(A block of data)
%%

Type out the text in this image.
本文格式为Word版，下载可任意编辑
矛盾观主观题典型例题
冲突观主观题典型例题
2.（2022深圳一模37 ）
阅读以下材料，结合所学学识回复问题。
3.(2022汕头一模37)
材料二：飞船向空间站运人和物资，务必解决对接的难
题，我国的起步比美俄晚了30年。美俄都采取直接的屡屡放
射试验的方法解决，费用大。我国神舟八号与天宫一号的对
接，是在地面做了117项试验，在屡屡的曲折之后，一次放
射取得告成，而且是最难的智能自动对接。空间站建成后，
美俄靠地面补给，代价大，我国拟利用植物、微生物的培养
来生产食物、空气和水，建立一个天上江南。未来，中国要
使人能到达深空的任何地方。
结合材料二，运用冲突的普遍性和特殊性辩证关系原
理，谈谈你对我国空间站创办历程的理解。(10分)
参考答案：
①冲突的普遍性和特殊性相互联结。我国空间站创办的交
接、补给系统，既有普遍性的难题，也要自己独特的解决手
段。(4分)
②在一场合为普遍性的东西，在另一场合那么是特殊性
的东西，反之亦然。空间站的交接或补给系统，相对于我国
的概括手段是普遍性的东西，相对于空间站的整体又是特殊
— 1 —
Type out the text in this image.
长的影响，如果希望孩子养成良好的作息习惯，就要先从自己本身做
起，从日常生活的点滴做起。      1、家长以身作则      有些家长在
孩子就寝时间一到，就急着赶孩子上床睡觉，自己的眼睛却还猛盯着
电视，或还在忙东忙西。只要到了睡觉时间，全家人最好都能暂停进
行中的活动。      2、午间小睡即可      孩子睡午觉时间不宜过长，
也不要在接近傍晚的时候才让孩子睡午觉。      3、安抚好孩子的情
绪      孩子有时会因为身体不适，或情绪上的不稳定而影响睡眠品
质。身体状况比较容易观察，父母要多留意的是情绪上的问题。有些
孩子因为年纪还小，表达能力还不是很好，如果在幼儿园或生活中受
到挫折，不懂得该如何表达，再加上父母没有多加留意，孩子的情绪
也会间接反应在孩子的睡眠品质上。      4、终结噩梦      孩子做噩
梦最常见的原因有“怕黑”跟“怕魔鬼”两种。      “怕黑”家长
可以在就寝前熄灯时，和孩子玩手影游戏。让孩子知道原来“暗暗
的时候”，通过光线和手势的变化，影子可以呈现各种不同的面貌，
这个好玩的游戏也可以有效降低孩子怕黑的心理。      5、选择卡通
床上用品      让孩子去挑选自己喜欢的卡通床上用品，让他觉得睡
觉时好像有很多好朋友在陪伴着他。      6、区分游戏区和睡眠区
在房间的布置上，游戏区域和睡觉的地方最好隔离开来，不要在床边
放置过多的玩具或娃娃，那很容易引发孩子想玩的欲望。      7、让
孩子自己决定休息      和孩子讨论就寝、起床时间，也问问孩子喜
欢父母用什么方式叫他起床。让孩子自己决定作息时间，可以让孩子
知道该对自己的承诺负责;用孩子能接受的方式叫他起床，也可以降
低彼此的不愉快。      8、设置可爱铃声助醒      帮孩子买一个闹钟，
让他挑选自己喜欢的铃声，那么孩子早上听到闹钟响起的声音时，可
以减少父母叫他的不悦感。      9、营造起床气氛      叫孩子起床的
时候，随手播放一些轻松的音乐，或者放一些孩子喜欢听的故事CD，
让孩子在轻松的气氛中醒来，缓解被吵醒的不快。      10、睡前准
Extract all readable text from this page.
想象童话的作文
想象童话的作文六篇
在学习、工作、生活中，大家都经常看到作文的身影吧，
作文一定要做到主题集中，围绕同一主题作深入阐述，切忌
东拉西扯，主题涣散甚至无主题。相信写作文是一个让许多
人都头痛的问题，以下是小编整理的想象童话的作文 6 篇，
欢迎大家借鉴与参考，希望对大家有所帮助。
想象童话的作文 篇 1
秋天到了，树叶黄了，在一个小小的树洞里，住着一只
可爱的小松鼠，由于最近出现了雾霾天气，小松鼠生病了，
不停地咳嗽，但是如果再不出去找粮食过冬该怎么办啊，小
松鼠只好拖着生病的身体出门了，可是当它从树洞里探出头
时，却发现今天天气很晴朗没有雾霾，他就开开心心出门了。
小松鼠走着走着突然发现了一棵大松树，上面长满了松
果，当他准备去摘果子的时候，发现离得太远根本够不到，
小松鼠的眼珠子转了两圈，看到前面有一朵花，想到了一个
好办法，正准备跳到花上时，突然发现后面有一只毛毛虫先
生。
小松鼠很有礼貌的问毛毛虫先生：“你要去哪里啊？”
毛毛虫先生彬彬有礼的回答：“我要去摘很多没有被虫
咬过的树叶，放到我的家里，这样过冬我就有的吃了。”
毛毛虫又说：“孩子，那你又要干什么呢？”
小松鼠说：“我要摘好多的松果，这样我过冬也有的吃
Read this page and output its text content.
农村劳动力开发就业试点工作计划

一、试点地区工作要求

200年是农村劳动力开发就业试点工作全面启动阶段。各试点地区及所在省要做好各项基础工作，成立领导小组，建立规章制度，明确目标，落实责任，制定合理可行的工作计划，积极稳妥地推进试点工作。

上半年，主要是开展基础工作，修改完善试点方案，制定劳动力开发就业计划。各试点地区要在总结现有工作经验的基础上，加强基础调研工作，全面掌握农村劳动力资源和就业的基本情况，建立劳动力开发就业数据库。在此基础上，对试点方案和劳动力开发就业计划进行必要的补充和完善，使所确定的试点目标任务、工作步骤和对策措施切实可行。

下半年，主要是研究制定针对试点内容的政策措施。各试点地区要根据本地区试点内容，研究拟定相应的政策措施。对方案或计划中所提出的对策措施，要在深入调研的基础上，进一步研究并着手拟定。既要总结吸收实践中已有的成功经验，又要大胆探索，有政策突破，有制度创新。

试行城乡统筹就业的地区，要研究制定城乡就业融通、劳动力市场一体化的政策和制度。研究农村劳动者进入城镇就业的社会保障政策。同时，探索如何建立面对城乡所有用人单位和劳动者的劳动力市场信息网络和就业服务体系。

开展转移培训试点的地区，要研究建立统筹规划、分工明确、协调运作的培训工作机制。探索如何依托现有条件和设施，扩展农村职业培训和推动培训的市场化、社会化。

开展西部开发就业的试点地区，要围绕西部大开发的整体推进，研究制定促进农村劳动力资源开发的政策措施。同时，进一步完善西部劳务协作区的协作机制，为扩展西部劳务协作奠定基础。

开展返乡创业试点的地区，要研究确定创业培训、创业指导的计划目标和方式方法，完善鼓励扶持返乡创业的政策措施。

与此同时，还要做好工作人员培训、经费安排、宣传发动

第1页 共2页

%%

Exercise aim
Copy every single line of the material above that holds "text".

Final answer
Type out the text in this image.
Type out the text in this image.
Extract all readable text from this page.
Read this page and output its text content.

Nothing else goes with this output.